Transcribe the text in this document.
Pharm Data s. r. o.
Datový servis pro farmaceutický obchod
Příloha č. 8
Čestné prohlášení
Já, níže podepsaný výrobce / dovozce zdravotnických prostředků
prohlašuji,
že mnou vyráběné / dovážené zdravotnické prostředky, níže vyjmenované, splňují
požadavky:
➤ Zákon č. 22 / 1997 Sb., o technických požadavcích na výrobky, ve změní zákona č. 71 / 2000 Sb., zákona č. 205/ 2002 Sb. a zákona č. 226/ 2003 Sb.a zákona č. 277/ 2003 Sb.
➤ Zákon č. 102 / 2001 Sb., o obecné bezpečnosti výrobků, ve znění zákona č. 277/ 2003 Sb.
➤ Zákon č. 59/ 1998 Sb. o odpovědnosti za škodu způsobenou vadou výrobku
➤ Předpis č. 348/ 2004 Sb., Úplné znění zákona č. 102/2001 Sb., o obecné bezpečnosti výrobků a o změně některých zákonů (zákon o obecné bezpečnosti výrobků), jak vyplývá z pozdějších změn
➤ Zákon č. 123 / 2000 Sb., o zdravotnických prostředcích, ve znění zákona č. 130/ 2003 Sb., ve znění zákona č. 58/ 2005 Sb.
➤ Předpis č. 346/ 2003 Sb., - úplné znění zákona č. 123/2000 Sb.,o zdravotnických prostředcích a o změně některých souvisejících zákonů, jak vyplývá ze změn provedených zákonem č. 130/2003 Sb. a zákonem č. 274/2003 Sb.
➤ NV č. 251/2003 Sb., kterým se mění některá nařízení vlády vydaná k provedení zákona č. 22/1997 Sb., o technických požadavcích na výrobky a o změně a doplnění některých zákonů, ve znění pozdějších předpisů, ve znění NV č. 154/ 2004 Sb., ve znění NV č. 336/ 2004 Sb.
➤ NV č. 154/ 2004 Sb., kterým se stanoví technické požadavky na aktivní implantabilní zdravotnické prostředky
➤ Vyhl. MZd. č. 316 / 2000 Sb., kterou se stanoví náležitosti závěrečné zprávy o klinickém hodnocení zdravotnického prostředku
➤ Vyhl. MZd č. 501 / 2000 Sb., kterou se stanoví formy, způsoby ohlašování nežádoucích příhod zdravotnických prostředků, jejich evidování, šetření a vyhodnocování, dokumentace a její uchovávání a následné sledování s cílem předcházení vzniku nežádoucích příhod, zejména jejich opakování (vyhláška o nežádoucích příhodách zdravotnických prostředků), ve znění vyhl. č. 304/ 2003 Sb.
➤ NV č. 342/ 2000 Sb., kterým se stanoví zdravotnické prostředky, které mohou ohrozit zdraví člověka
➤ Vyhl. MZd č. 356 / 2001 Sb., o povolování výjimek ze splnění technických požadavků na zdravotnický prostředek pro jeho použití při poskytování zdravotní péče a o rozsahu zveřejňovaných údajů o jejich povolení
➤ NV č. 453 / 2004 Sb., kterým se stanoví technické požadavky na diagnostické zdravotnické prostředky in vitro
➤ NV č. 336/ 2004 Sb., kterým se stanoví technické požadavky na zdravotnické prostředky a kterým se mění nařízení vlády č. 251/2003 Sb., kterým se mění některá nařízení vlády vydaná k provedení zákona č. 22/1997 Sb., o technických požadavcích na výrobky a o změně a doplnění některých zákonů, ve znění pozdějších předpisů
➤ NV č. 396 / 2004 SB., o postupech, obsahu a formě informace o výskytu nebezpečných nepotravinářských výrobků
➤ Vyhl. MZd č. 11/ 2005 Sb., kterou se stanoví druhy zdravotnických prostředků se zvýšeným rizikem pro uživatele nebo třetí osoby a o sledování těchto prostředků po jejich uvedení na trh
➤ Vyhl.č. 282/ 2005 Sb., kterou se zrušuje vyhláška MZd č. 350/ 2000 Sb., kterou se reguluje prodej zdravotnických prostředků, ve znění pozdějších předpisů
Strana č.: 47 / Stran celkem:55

**********

[Task directions]
Find the word "výrobků" in the records and pull out each line that has it.

[Worked solution]
➤ Zákon č. 102 / 2001 Sb., o obecné bezpečnosti výrobků, ve znění zákona č. 277/ 2003 Sb.
➤ Předpis č. 348/ 2004 Sb., Úplné znění zákona č. 102/2001 Sb., o obecné bezpečnosti výrobků a o změně některých zákonů (zákon o obecné bezpečnosti výrobků), jak vyplývá z pozdějších změn
➤ NV č. 396 / 2004 SB., o postupech, obsahu a formě informace o výskytu nebezpečných nepotravinářských výrobků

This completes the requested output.